(What you need to do): Will you output the lines between the ones holding "What's the underlying" and "Read the values", inclusive, exactly as they stand, and only those lines, with the pictures left out?

"""

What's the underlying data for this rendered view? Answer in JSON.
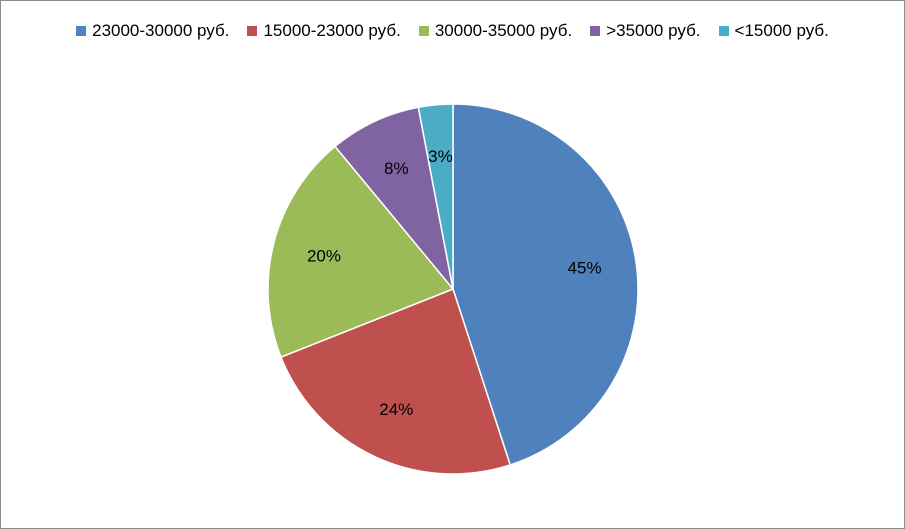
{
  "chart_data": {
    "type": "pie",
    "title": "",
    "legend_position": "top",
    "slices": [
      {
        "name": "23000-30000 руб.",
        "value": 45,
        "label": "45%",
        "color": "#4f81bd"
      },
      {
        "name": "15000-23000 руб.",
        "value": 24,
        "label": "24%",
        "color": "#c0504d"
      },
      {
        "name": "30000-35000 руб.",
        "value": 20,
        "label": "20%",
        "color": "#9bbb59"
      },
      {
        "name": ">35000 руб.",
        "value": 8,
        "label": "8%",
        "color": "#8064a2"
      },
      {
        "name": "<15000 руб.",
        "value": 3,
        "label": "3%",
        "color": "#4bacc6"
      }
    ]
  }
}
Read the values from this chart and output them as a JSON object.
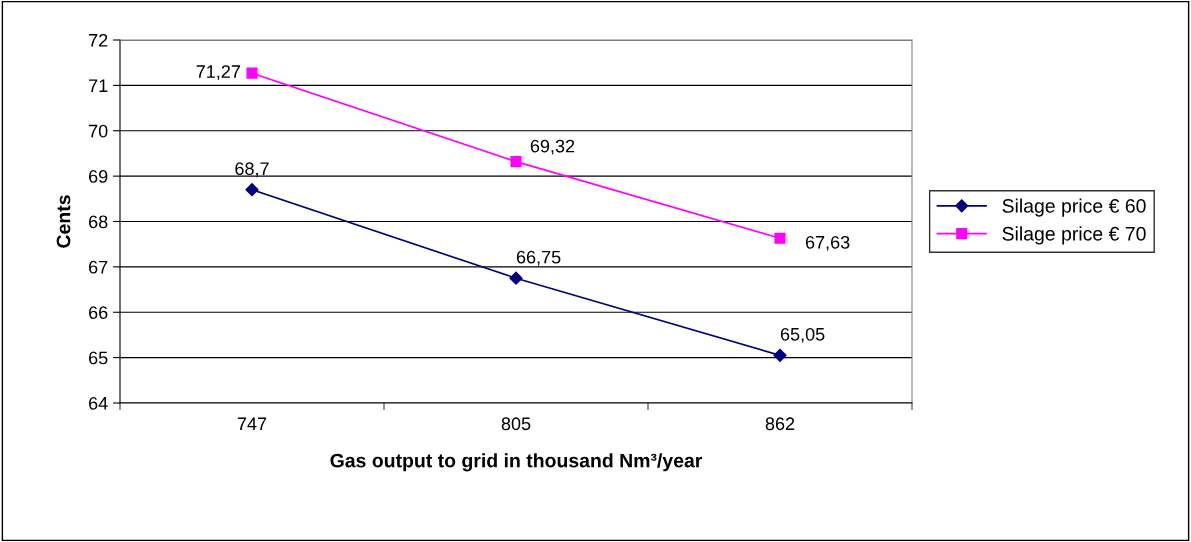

"""
"""

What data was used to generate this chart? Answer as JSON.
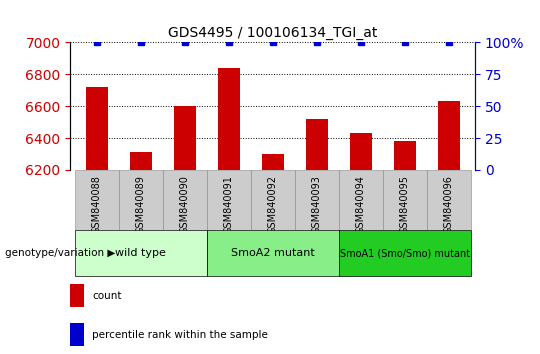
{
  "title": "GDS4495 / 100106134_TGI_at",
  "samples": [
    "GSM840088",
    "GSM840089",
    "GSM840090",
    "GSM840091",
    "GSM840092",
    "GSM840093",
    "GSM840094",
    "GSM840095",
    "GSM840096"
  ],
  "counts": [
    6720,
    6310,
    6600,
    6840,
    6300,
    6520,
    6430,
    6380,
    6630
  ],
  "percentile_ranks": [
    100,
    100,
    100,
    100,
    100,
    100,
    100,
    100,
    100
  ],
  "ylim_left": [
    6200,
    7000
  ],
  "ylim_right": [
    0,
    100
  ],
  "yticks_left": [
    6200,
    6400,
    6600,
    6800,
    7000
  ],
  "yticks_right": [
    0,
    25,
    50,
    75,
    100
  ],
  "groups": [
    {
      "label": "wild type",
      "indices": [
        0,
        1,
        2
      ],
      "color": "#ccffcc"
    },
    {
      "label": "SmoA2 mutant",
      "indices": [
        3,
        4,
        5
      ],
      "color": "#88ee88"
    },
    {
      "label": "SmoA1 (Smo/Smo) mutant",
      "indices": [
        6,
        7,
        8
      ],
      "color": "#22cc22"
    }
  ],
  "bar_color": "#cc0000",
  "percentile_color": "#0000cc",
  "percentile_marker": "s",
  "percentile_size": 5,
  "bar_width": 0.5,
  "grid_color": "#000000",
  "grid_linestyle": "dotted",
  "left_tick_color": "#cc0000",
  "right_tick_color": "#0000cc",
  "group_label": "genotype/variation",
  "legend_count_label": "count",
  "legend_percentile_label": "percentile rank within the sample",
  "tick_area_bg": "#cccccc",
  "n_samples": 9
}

"""
"""

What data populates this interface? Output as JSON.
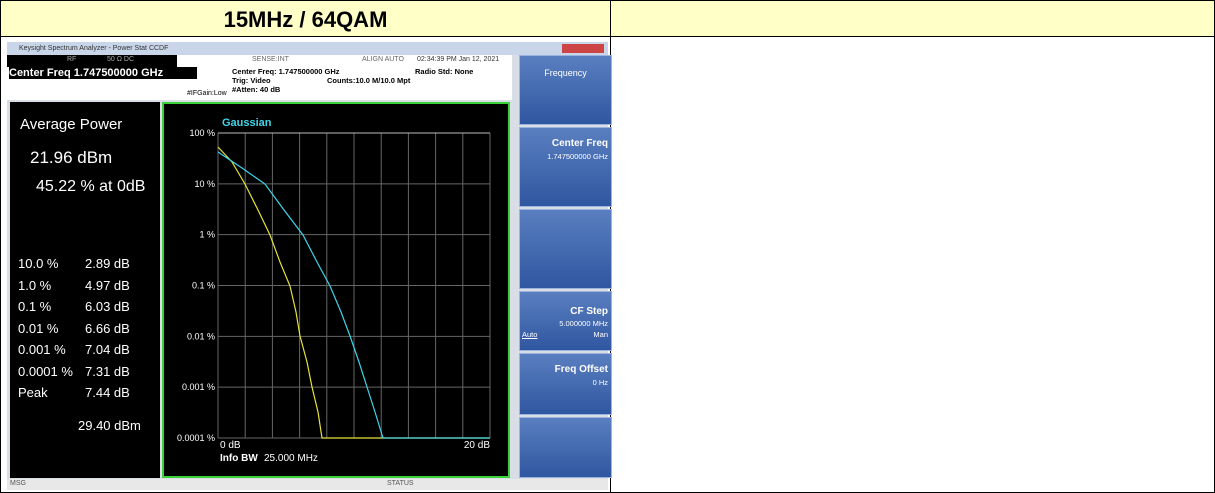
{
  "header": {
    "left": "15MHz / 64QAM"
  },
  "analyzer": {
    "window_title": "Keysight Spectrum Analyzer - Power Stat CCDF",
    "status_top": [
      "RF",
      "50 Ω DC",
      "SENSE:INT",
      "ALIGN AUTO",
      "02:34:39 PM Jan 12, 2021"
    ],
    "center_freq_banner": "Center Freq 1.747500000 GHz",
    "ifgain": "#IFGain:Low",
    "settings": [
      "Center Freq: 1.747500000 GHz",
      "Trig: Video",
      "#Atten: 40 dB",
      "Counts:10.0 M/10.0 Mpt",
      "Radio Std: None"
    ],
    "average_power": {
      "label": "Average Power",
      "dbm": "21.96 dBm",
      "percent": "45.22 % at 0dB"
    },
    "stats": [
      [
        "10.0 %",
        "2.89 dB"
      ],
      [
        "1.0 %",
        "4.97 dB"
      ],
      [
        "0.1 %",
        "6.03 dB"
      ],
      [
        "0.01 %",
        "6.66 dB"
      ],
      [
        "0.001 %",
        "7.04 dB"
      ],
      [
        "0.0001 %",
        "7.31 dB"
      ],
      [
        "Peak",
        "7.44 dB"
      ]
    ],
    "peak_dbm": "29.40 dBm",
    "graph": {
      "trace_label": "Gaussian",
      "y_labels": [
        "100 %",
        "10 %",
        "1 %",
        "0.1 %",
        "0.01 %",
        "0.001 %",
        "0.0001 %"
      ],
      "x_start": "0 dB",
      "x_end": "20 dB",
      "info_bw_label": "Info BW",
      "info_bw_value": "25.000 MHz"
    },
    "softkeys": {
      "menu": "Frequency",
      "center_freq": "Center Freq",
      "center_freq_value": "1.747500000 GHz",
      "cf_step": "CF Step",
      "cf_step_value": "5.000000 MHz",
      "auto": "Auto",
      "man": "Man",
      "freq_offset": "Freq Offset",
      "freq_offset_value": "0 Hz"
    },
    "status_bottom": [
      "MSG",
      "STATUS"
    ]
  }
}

"""

(Worked answer):
What's the underlying data for this rendered view? Answer in JSON.
{
  "chart_data": {
    "type": "pie",
    "title": "",
    "legend_position": "top",
    "slices": [
      {
        "name": "23000-30000 руб.",
        "value": 45,
        "label": "45%",
        "color": "#4f81bd"
      },
      {
        "name": "15000-23000 руб.",
        "value": 24,
        "label": "24%",
        "color": "#c0504d"
      },
      {
        "name": "30000-35000 руб.",
        "value": 20,
        "label": "20%",
        "color": "#9bbb59"
      },
      {
        "name": ">35000 руб.",
        "value": 8,
        "label": "8%",
        "color": "#8064a2"
      },
      {
        "name": "<15000 руб.",
        "value": 3,
        "label": "3%",
        "color": "#4bacc6"
      }
    ]
  }
}
Read the values from this chart and output them as a JSON object.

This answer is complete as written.